_Task instructions_
a) According to the excerpt of dated posts, when is the KOffice 1.5 release planned?
b) Carry on the posts about KOffice, train delays and the Qt articles, starting after their last sentence.

Not to mention philosophical, but you need to bring a lot more than rehashed nineteenth century scholarly superstitions to faze me (fortunately the book has a happy ending, even if the bit just before the ending is just as unsatisfying as the ending to Cryptonomicon.) But I'm not impressed by a comparison between a television and an altar. That's been done before, on Dutch television, too, or so I am told, not having one of the machines myself.

But in the end, a well-constructed story with some very interesting people in it -- it's just that I wish that these books would have an ending that was as good as the middle.


2005-10-12

KOffice 1.4.2

Well, I've learned a lot, being the release dude for the KOffice 1.4.2 release. I think that I've dropped every ball I could possibly drop, but we got the release out in the end. And I know better what to do for the 1.5 release that's for end of January 2006.

However, what during this release became clearer than ever is that we need to find a way to thoroughly do a functionality test of all of KOffice before releasing. Now we release without even having tested the most basic functionality, just kind of hoping it will work because it worked in the previous release.

Which doesn't meant that this isn't the best KOffice release ever, especially Karbon and KWord are now much better and much more stable.

However, it means, of course, that Carsten Lohrke found a crash in Krita within 24 hours of the release... Aargh!


2005-10-08

Ridiculous

Today, trains got delayed and rerouted around Amsterdam because some silly person spotted someone with wires hanging about and around their backpack.... As if, in this iPod era, wires are a surefire sign of a bomb.

I mean... I don't want to go all Schneier, haven't got the credentials, but it's almost like this story, that has been blogged about enough.

Look, there are plenty of ways, I'm sure, although I deny any active or direct knowledge and wouldn't be able to make a bomb to save the world from certain doom, but it's just hacking, anyway -- if I were to make a bomb, it wouldn't involve wires. Wires are so -- fifties James Bond, you know.

By the way, in the discussions in Parliament about the national ID, we were told that it was a great success: many tens of thousands of fines have been collected for the serious offense of not carrying your ID -- something that became only an offense January 1st, 2005.

However, nowhere have I been able to find an answer to the really important question: how many terrorists have been arrested because of the national ID -- nor answers to the secondary question, how many ordinary criminals have been arrested because of same. The first was ostentatiously the goal of the national ID, the second was advertised as a nice side-effect.

But everyone who is asked for his ID who isn't a terrorist or a criminal is a false positive, like an email that's flagged as spam when it isn't, and everyone who's fined is like an email that gets the "respond to this challenge then I'll know you're real" response, sort of like. So, what's the success rate? How many terrorists got caught? More importantly, would SpamAssassin have caught on with the success rate of this measure?

By the sidewalk, how many people think the data traffic retention law that's being pushed because we need that data to catch terrorists, is actually motivated and intended to catch music and movie swappers?


Many years ago

Trolltech favoured me with a t-shirt as a token of appreciation for the articles on Qt I used to write, like Visual Development with Qt 3.0 and a baker's dozen other articles on Qt and PyQt. Did give me a little the feeling I wasn't an objective journalist, but a shill who took presents for positive articles -- but then, I never intended to be an objective journalist, just an enthusiast who tried to tell people about the stuff he got excited about.

Records showing where elements appear
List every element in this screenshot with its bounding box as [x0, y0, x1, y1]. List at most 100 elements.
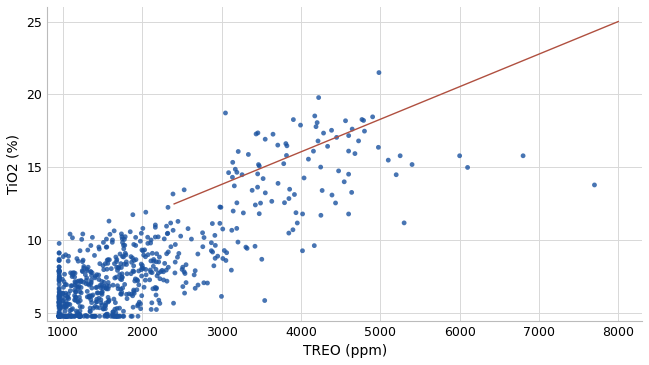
Point — [83, 281, 93, 287]
Point — [99, 313, 110, 319]
Point — [150, 224, 160, 230]
Point — [233, 239, 243, 245]
Point — [215, 204, 225, 210]
Point — [147, 270, 157, 276]
Point — [253, 162, 263, 168]
Point — [73, 313, 84, 319]
Point — [117, 236, 127, 242]
Point — [58, 290, 68, 296]
Point — [247, 187, 258, 193]
Point — [168, 300, 178, 306]
Point — [107, 239, 117, 245]
Point — [130, 243, 141, 249]
Point — [141, 266, 151, 272]
Point — [114, 305, 125, 311]
Point — [95, 285, 106, 291]
Point — [118, 242, 129, 248]
Point — [101, 300, 111, 306]
Point — [101, 286, 112, 292]
Point — [54, 313, 64, 319]
Point — [100, 302, 110, 308]
Point — [347, 189, 357, 195]
Point — [220, 110, 230, 116]
Point — [407, 162, 417, 168]
Point — [111, 310, 121, 316]
Point — [103, 257, 114, 262]
Point — [173, 219, 183, 224]
Point — [99, 267, 109, 273]
Point — [251, 131, 262, 137]
Point — [58, 284, 69, 290]
Point — [179, 269, 190, 275]
Point — [86, 297, 96, 303]
Point — [54, 313, 64, 319]
Point — [149, 258, 159, 264]
Point — [230, 166, 241, 172]
Point — [229, 183, 239, 189]
Point — [62, 313, 73, 319]
Point — [118, 254, 129, 260]
Point — [170, 259, 180, 265]
Point — [62, 294, 73, 300]
Point — [54, 313, 64, 319]
Point — [86, 293, 97, 299]
Point — [54, 297, 64, 303]
Point — [383, 157, 393, 163]
Point — [129, 258, 140, 264]
Point — [77, 268, 88, 274]
Point — [64, 313, 75, 319]
Point — [71, 256, 82, 262]
Point — [148, 286, 158, 292]
Point — [118, 308, 129, 314]
Point — [117, 274, 127, 280]
Point — [223, 170, 234, 176]
Point — [112, 268, 123, 273]
Point — [374, 70, 384, 76]
Point — [178, 284, 188, 289]
Point — [95, 261, 105, 266]
Point — [119, 281, 130, 287]
Point — [334, 168, 344, 174]
Point — [60, 308, 70, 314]
Point — [284, 196, 294, 201]
Point — [54, 299, 64, 304]
Point — [78, 231, 88, 237]
Point — [82, 288, 92, 294]
Point — [67, 274, 77, 280]
Point — [232, 200, 242, 206]
Point — [94, 246, 104, 252]
Point — [93, 277, 104, 283]
Point — [207, 220, 217, 226]
Point — [295, 122, 306, 128]
Point — [54, 313, 64, 319]
Point — [100, 303, 110, 309]
Point — [151, 286, 161, 292]
Point — [113, 286, 123, 292]
Point — [140, 254, 151, 260]
Point — [154, 300, 165, 306]
Point — [303, 156, 313, 162]
Point — [156, 269, 166, 274]
Point — [54, 299, 64, 305]
Point — [104, 297, 114, 303]
Point — [117, 239, 128, 245]
Point — [95, 283, 105, 288]
Point — [350, 151, 360, 157]
Point — [232, 226, 242, 231]
Point — [103, 261, 113, 266]
Point — [98, 306, 108, 312]
Point — [250, 202, 260, 208]
Point — [54, 299, 64, 305]
Point — [145, 240, 156, 246]
Point — [89, 313, 99, 319]
Point — [66, 313, 77, 319]
Point — [291, 210, 301, 216]
Point — [127, 255, 138, 261]
Point — [54, 313, 64, 319]
Point — [330, 200, 341, 206]
Point — [147, 300, 157, 306]
Point — [54, 313, 64, 319]
Point — [137, 247, 147, 253]
Point — [63, 301, 73, 307]
Point — [54, 313, 64, 319]
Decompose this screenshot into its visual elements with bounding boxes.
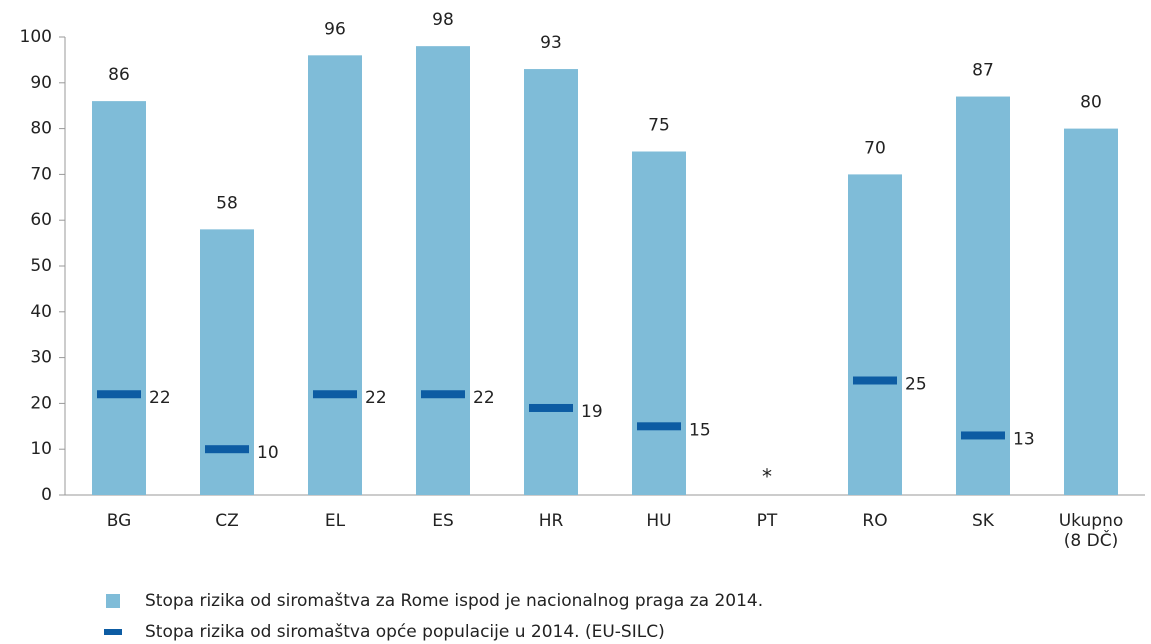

_Solved problems_
a) For the end of January 2006.

b)
But although it was a veyr nice t-shirt, and though I'm though not all that stout, really, I'm not quite medium-sized. It never fit me.

Anyway, years passed by and my eldest daughter, Naomi, grew up to like black and to prefer to wear things that her peers in the grammar school she went to this year haven't seen before. I lost a t-shirt, but it Trolltech has gained a grass-roots supporter:


2005-10-05

Lovely feature!

I just discovered that Kicker has a lovely new feature in 3.5. I always have a menubar-on-top with pager, systray, bookmarks and clock configuration, which goes well with an auto-hiding panel with some icons, taskbar and trashcan at the bottom.

However, until now, this arrangement made it quite hard to do something near the bottom of the screen, because up would the autohiding kicker pop whenever I wanted to grab the bottom of a window or click on XEmacs command line. Not handy.

Something close to this feature already was available in KDE 3.4, but there it wasn't usable with an autohiding kicker. Take a look at the 3.4 screenshot and spot the essential difference:

Of course, it would be even nicer if I could add two corners, instead of just one. But, well, I have to say that I'm very happy already.


2005-10-04

Er...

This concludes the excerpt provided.